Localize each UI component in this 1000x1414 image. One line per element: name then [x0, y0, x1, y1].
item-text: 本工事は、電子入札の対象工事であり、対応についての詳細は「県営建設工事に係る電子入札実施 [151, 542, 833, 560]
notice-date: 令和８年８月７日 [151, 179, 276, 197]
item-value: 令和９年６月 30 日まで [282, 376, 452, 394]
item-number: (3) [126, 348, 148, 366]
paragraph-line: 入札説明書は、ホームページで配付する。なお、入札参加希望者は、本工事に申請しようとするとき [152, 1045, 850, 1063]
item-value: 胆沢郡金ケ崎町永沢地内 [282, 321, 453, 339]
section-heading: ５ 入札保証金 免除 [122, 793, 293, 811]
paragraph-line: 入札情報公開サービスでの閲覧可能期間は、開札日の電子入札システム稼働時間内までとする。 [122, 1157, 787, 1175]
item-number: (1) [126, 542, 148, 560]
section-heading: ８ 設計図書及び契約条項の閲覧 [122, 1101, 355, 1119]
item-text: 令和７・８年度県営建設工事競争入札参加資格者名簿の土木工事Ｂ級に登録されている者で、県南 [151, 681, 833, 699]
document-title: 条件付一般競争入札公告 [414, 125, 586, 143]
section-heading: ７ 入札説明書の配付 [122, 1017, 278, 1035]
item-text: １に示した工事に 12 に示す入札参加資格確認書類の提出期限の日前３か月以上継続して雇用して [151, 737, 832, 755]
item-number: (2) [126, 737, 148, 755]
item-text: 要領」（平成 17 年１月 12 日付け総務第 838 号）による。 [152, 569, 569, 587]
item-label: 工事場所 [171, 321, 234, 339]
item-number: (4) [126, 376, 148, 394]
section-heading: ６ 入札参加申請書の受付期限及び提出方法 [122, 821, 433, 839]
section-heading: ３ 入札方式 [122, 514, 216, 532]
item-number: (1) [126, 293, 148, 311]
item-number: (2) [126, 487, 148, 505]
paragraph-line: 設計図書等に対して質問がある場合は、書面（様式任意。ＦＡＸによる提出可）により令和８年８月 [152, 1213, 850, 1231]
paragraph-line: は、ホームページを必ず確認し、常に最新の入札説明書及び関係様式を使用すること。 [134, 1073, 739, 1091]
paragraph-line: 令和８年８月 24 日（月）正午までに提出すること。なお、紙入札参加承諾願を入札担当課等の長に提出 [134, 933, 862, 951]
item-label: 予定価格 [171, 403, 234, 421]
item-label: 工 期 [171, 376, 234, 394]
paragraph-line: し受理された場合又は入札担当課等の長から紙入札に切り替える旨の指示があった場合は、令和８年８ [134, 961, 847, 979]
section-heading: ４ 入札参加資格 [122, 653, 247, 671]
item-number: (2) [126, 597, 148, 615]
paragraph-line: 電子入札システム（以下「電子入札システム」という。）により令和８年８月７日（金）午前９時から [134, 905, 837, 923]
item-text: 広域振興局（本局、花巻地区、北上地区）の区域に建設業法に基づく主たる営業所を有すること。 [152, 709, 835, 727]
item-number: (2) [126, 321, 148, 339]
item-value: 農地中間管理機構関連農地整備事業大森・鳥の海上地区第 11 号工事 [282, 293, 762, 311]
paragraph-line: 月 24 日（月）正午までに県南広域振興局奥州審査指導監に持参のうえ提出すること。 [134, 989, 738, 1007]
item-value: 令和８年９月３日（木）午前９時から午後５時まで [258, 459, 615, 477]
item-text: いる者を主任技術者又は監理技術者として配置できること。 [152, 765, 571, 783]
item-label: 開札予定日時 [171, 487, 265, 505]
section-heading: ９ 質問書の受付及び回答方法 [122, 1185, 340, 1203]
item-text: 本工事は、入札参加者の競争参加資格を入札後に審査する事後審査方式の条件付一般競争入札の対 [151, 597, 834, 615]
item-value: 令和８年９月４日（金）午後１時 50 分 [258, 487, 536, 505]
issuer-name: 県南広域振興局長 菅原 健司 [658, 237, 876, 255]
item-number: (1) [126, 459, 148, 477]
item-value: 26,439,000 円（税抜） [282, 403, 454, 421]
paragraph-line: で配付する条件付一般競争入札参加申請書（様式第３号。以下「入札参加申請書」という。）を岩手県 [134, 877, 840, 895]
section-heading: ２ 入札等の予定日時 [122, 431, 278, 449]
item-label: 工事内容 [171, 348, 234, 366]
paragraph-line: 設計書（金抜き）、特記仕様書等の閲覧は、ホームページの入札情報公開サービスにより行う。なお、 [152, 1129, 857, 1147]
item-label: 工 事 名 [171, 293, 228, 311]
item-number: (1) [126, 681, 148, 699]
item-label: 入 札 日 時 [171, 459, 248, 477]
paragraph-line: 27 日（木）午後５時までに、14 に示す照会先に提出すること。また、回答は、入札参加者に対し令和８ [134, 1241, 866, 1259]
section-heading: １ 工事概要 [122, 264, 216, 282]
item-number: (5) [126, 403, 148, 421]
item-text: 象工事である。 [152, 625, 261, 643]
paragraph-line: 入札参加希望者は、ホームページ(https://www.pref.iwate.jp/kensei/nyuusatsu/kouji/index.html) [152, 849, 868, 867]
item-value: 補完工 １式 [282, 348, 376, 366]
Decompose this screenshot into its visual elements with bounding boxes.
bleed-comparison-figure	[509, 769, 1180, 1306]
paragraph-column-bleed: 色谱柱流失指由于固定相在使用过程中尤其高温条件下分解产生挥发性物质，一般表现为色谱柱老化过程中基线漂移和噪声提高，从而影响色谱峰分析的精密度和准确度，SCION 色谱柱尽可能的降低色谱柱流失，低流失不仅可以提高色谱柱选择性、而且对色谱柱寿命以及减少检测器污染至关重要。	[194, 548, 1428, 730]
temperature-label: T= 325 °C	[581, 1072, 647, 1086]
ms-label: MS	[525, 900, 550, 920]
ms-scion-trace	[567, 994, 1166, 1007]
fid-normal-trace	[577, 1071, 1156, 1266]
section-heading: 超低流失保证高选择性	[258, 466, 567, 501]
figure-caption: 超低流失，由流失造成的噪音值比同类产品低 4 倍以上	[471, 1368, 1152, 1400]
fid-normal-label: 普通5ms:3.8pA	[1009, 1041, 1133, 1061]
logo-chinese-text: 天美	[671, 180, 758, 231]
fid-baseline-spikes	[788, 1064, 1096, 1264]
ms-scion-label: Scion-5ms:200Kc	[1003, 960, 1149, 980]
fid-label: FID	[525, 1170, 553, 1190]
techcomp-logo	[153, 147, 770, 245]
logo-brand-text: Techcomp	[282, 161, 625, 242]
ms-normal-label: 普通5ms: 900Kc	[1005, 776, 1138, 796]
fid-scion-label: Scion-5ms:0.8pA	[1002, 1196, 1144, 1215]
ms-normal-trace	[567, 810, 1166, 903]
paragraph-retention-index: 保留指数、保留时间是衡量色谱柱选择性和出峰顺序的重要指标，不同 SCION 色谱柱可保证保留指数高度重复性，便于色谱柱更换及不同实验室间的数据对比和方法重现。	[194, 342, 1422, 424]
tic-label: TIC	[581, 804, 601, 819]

------------

**Given problem**
Copy out the entries above, swapping "item-number" for "list-marker" and leaving everything else unchanged.

**Result of the task**
Localize each UI component in this 1000x1414 image. One line per element: name then [x0, y0, x1, y1].
item-text: 本工事は、電子入札の対象工事であり、対応についての詳細は「県営建設工事に係る電子入札実施 [151, 542, 833, 560]
notice-date: 令和８年８月７日 [151, 179, 276, 197]
item-value: 令和９年６月 30 日まで [282, 376, 452, 394]
list-marker: (3) [126, 348, 148, 366]
paragraph-line: 入札説明書は、ホームページで配付する。なお、入札参加希望者は、本工事に申請しようとするとき [152, 1045, 850, 1063]
item-value: 胆沢郡金ケ崎町永沢地内 [282, 321, 453, 339]
section-heading: ５ 入札保証金 免除 [122, 793, 293, 811]
paragraph-line: 入札情報公開サービスでの閲覧可能期間は、開札日の電子入札システム稼働時間内までとする。 [122, 1157, 787, 1175]
list-marker: (1) [126, 542, 148, 560]
section-heading: ８ 設計図書及び契約条項の閲覧 [122, 1101, 355, 1119]
item-text: 令和７・８年度県営建設工事競争入札参加資格者名簿の土木工事Ｂ級に登録されている者で、県南 [151, 681, 833, 699]
document-title: 条件付一般競争入札公告 [414, 125, 586, 143]
section-heading: ７ 入札説明書の配付 [122, 1017, 278, 1035]
item-text: １に示した工事に 12 に示す入札参加資格確認書類の提出期限の日前３か月以上継続して雇用して [151, 737, 832, 755]
list-marker: (2) [126, 737, 148, 755]
item-text: 要領」（平成 17 年１月 12 日付け総務第 838 号）による。 [152, 569, 569, 587]
item-label: 工事場所 [171, 321, 234, 339]
list-marker: (4) [126, 376, 148, 394]
section-heading: ６ 入札参加申請書の受付期限及び提出方法 [122, 821, 433, 839]
section-heading: ３ 入札方式 [122, 514, 216, 532]
list-marker: (1) [126, 293, 148, 311]
list-marker: (2) [126, 487, 148, 505]
paragraph-line: 設計図書等に対して質問がある場合は、書面（様式任意。ＦＡＸによる提出可）により令和８年８月 [152, 1213, 850, 1231]
paragraph-line: は、ホームページを必ず確認し、常に最新の入札説明書及び関係様式を使用すること。 [134, 1073, 739, 1091]
paragraph-line: 令和８年８月 24 日（月）正午までに提出すること。なお、紙入札参加承諾願を入札担当課等の長に提出 [134, 933, 862, 951]
item-label: 予定価格 [171, 403, 234, 421]
item-label: 工 期 [171, 376, 234, 394]
paragraph-line: し受理された場合又は入札担当課等の長から紙入札に切り替える旨の指示があった場合は、令和８年８ [134, 961, 847, 979]
section-heading: ４ 入札参加資格 [122, 653, 247, 671]
list-marker: (2) [126, 597, 148, 615]
paragraph-line: 電子入札システム（以下「電子入札システム」という。）により令和８年８月７日（金）午前９時から [134, 905, 837, 923]
item-text: 広域振興局（本局、花巻地区、北上地区）の区域に建設業法に基づく主たる営業所を有すること。 [152, 709, 835, 727]
list-marker: (2) [126, 321, 148, 339]
item-value: 農地中間管理機構関連農地整備事業大森・鳥の海上地区第 11 号工事 [282, 293, 762, 311]
paragraph-line: 月 24 日（月）正午までに県南広域振興局奥州審査指導監に持参のうえ提出すること。 [134, 989, 738, 1007]
item-value: 令和８年９月３日（木）午前９時から午後５時まで [258, 459, 615, 477]
item-text: いる者を主任技術者又は監理技術者として配置できること。 [152, 765, 571, 783]
item-label: 開札予定日時 [171, 487, 265, 505]
section-heading: ９ 質問書の受付及び回答方法 [122, 1185, 340, 1203]
item-text: 本工事は、入札参加者の競争参加資格を入札後に審査する事後審査方式の条件付一般競争入札の対 [151, 597, 834, 615]
item-value: 令和８年９月４日（金）午後１時 50 分 [258, 487, 536, 505]
issuer-name: 県南広域振興局長 菅原 健司 [658, 237, 876, 255]
list-marker: (1) [126, 459, 148, 477]
item-value: 26,439,000 円（税抜） [282, 403, 454, 421]
paragraph-line: で配付する条件付一般競争入札参加申請書（様式第３号。以下「入札参加申請書」という。）を岩手県 [134, 877, 840, 895]
section-heading: ２ 入札等の予定日時 [122, 431, 278, 449]
item-label: 工事内容 [171, 348, 234, 366]
paragraph-line: 設計書（金抜き）、特記仕様書等の閲覧は、ホームページの入札情報公開サービスにより行う。なお、 [152, 1129, 857, 1147]
item-label: 工 事 名 [171, 293, 228, 311]
list-marker: (1) [126, 681, 148, 699]
item-label: 入 札 日 時 [171, 459, 248, 477]
paragraph-line: 27 日（木）午後５時までに、14 に示す照会先に提出すること。また、回答は、入札参加者に対し令和８ [134, 1241, 866, 1259]
section-heading: １ 工事概要 [122, 264, 216, 282]
list-marker: (5) [126, 403, 148, 421]
item-text: 象工事である。 [152, 625, 261, 643]
paragraph-line: 入札参加希望者は、ホームページ(https://www.pref.iwate.jp/kensei/nyuusatsu/kouji/index.html) [152, 849, 868, 867]
item-value: 補完工 １式 [282, 348, 376, 366]
Decompose this screenshot into its visual elements with bounding boxes.
bleed-comparison-figure	[509, 769, 1180, 1306]
paragraph-column-bleed: 色谱柱流失指由于固定相在使用过程中尤其高温条件下分解产生挥发性物质，一般表现为色谱柱老化过程中基线漂移和噪声提高，从而影响色谱峰分析的精密度和准确度，SCION 色谱柱尽可能的降低色谱柱流失，低流失不仅可以提高色谱柱选择性、而且对色谱柱寿命以及减少检测器污染至关重要。	[194, 548, 1428, 730]
temperature-label: T= 325 °C	[581, 1072, 647, 1086]
ms-label: MS	[525, 900, 550, 920]
ms-scion-trace	[567, 994, 1166, 1007]
fid-normal-trace	[577, 1071, 1156, 1266]
section-heading: 超低流失保证高选择性	[258, 466, 567, 501]
figure-caption: 超低流失，由流失造成的噪音值比同类产品低 4 倍以上	[471, 1368, 1152, 1400]
fid-normal-label: 普通5ms:3.8pA	[1009, 1041, 1133, 1061]
logo-chinese-text: 天美	[671, 180, 758, 231]
fid-baseline-spikes	[788, 1064, 1096, 1264]
ms-scion-label: Scion-5ms:200Kc	[1003, 960, 1149, 980]
fid-label: FID	[525, 1170, 553, 1190]
techcomp-logo	[153, 147, 770, 245]
logo-brand-text: Techcomp	[282, 161, 625, 242]
ms-normal-label: 普通5ms: 900Kc	[1005, 776, 1138, 796]
fid-scion-label: Scion-5ms:0.8pA	[1002, 1196, 1144, 1215]
ms-normal-trace	[567, 810, 1166, 903]
paragraph-retention-index: 保留指数、保留时间是衡量色谱柱选择性和出峰顺序的重要指标，不同 SCION 色谱柱可保证保留指数高度重复性，便于色谱柱更换及不同实验室间的数据对比和方法重现。	[194, 342, 1422, 424]
tic-label: TIC	[581, 804, 601, 819]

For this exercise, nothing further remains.